Extracted data entries
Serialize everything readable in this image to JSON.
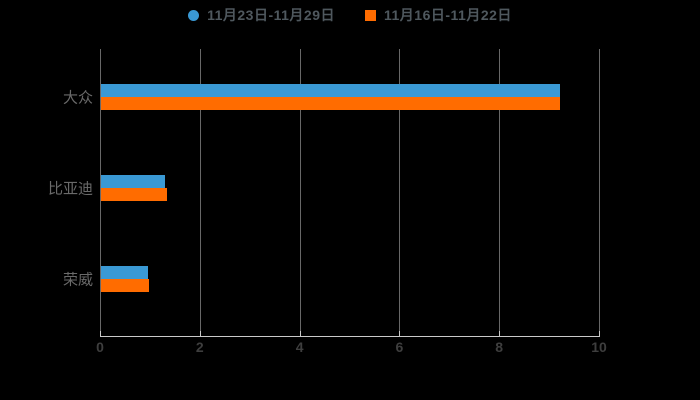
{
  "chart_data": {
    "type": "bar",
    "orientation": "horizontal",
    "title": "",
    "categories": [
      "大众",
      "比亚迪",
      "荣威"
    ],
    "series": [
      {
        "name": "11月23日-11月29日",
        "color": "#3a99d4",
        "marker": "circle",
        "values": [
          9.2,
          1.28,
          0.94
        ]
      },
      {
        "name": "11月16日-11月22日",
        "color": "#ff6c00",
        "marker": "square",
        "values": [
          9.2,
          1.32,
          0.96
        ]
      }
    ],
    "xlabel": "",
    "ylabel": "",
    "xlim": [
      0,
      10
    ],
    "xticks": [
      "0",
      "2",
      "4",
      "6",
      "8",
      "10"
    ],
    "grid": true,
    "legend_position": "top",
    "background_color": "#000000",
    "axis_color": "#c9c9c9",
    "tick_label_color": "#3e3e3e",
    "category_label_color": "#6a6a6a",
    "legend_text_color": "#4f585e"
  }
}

AIM. The string "name" may appear in lines of the listing above; tally those lines and give the number only.

EXERCISE RESULT. 2